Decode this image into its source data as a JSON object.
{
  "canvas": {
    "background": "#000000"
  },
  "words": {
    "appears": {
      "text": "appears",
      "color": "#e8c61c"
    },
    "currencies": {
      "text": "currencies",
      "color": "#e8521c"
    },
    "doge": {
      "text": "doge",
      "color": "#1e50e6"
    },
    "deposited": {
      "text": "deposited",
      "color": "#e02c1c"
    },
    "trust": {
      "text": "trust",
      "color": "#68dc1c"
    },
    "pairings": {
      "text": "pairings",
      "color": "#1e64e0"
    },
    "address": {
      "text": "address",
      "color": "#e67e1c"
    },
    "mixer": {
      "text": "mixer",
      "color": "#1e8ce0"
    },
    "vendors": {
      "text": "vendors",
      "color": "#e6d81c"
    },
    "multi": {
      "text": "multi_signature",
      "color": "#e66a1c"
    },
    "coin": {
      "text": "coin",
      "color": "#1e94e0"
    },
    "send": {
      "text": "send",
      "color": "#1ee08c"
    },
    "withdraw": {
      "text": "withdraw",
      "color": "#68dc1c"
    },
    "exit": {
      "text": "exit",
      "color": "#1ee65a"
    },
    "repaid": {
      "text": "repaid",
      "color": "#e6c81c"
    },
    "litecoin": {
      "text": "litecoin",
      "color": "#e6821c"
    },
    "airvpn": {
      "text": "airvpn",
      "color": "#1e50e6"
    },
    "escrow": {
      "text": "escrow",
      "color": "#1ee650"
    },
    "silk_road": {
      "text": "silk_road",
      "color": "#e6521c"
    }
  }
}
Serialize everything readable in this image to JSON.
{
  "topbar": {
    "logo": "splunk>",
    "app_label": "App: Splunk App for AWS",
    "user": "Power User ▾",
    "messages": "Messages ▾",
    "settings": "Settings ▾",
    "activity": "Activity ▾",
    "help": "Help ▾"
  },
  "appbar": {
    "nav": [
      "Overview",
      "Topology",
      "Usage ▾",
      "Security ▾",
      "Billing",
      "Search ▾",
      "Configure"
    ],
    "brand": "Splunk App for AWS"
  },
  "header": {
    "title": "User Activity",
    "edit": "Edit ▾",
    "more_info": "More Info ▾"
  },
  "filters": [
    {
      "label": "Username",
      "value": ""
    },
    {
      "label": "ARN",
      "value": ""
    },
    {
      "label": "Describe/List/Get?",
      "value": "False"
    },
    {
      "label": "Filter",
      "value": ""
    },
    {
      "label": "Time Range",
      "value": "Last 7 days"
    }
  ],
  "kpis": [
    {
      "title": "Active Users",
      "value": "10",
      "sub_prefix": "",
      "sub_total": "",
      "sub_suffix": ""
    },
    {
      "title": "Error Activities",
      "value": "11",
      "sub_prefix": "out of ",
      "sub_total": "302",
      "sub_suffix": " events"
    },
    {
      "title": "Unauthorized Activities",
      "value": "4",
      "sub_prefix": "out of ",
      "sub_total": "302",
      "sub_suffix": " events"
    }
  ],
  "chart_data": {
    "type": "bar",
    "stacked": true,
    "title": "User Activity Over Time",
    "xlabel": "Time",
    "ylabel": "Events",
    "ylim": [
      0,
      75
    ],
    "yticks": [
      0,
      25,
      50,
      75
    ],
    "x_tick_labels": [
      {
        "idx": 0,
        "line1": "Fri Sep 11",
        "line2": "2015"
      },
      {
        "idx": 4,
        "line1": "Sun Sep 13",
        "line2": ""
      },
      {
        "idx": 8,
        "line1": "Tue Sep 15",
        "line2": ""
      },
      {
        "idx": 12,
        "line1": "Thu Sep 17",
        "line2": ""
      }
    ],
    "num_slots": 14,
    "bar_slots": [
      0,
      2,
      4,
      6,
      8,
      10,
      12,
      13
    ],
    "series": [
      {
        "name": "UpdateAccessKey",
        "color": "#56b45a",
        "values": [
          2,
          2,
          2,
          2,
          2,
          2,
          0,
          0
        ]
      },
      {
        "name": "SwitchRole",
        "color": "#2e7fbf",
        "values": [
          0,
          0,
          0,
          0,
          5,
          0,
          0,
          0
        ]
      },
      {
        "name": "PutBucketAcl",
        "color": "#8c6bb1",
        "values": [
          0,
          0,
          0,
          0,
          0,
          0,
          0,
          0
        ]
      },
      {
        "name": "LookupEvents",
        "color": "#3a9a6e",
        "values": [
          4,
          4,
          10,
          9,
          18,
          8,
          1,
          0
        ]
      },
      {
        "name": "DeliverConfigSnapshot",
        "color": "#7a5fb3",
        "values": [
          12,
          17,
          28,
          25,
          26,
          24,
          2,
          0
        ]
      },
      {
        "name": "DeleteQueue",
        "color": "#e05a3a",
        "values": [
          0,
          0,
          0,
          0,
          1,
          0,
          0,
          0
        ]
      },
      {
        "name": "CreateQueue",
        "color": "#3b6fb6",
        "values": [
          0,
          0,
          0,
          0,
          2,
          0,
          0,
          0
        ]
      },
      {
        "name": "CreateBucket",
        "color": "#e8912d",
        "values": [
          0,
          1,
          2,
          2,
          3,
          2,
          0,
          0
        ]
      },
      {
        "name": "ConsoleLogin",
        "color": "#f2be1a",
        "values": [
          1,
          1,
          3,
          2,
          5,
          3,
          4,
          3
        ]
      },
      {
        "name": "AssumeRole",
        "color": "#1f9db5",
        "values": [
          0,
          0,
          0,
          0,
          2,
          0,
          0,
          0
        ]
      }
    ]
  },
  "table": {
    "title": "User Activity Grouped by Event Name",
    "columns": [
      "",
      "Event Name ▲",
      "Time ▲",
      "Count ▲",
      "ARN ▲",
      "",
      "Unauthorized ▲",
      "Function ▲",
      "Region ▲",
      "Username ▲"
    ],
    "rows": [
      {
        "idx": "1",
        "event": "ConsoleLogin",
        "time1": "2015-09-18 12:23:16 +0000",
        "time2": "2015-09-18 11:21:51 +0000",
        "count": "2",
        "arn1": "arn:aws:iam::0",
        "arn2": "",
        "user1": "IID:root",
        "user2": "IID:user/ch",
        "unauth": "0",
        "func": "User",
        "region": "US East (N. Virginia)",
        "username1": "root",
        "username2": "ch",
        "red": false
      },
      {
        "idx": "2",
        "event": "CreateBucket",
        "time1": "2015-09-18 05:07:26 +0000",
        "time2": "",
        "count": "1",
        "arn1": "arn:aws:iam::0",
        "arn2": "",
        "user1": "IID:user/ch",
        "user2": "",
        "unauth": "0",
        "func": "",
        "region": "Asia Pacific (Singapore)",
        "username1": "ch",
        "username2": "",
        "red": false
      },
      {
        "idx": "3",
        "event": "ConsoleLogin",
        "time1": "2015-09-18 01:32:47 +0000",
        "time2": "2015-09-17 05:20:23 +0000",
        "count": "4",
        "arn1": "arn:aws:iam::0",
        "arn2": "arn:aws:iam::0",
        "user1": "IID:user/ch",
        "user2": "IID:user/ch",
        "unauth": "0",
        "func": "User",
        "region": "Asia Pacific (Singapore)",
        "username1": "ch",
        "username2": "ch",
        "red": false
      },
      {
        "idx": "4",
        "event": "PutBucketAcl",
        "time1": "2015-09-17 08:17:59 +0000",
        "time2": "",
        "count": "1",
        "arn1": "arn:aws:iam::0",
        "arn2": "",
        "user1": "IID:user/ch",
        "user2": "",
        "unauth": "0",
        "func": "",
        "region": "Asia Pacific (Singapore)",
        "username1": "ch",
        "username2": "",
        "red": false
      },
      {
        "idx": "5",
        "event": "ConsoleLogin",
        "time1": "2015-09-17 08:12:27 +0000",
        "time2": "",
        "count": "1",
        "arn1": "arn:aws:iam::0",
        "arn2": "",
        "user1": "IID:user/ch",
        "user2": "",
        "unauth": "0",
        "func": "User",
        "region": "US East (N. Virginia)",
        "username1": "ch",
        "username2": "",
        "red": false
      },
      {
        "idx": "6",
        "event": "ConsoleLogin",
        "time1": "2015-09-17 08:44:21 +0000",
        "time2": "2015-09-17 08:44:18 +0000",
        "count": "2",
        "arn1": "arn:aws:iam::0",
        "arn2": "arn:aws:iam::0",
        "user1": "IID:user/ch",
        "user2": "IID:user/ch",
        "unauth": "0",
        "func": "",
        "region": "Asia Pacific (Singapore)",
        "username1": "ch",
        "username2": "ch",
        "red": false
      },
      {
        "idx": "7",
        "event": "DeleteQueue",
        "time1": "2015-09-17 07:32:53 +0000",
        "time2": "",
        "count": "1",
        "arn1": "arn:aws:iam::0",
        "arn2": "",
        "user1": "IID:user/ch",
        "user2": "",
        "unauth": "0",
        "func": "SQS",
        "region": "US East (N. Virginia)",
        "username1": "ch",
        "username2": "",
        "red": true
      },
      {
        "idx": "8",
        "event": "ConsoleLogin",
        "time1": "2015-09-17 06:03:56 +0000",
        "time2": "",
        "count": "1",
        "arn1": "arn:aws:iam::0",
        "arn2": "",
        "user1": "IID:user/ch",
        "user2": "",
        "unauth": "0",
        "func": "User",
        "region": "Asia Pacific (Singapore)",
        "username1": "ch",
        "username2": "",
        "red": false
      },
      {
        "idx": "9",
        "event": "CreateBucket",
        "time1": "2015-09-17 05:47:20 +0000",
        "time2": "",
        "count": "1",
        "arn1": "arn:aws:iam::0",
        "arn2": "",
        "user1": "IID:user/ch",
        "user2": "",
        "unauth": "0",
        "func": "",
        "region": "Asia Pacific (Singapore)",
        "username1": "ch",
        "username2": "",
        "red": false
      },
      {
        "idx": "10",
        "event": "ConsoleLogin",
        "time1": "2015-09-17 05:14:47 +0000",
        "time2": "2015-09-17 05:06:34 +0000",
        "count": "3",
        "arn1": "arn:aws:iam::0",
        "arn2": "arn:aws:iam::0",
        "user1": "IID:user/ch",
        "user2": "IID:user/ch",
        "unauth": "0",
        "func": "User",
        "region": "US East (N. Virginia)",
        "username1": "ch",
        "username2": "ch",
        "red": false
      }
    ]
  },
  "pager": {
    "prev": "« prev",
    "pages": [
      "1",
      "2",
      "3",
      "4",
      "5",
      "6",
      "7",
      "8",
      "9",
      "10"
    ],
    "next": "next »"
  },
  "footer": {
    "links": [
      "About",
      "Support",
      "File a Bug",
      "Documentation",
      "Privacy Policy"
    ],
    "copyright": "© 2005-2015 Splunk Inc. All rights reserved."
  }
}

= GOAL =
Go through the material and select each line with the string "image" in it.

= SOLVED PROBLEM =
Decode this image into its source data as a JSON object.
Serialize everything readable in this image to JSON.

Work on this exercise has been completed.